— BRIEF —
Check each line of the data for "tegangan" and select those that have it.

— INFORMATION SUPPLIED —

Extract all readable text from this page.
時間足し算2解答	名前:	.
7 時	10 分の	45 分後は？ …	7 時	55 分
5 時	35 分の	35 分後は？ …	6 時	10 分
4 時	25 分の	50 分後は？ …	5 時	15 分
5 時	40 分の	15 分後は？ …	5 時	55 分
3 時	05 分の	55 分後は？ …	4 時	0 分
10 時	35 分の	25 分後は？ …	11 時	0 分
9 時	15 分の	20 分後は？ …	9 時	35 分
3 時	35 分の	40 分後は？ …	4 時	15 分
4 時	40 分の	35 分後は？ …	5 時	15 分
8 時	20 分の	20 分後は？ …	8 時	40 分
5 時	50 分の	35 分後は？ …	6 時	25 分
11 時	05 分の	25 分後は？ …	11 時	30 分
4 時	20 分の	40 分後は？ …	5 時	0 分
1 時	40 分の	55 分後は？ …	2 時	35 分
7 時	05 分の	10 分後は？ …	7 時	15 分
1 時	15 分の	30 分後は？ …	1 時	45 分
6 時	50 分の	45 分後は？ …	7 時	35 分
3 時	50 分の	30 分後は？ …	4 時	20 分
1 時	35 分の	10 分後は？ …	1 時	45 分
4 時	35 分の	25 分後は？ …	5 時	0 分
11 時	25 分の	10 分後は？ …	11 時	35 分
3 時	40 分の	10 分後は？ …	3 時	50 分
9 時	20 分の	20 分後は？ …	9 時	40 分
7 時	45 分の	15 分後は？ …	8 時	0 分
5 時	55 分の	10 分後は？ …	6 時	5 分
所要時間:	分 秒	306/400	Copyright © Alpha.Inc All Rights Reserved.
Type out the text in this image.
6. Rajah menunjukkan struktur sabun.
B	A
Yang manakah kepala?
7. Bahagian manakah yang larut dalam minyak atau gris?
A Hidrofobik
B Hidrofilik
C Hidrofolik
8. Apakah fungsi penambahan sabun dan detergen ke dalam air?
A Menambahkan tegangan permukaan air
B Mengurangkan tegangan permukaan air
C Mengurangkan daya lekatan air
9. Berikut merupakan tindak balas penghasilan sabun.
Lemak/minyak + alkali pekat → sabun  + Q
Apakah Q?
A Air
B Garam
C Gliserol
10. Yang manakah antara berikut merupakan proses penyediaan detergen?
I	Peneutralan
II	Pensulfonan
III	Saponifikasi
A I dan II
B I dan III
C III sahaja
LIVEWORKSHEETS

— RESPONSE FOR THIS EXERCISE —
A Menambahkan tegangan permukaan air
B Mengurangkan tegangan permukaan air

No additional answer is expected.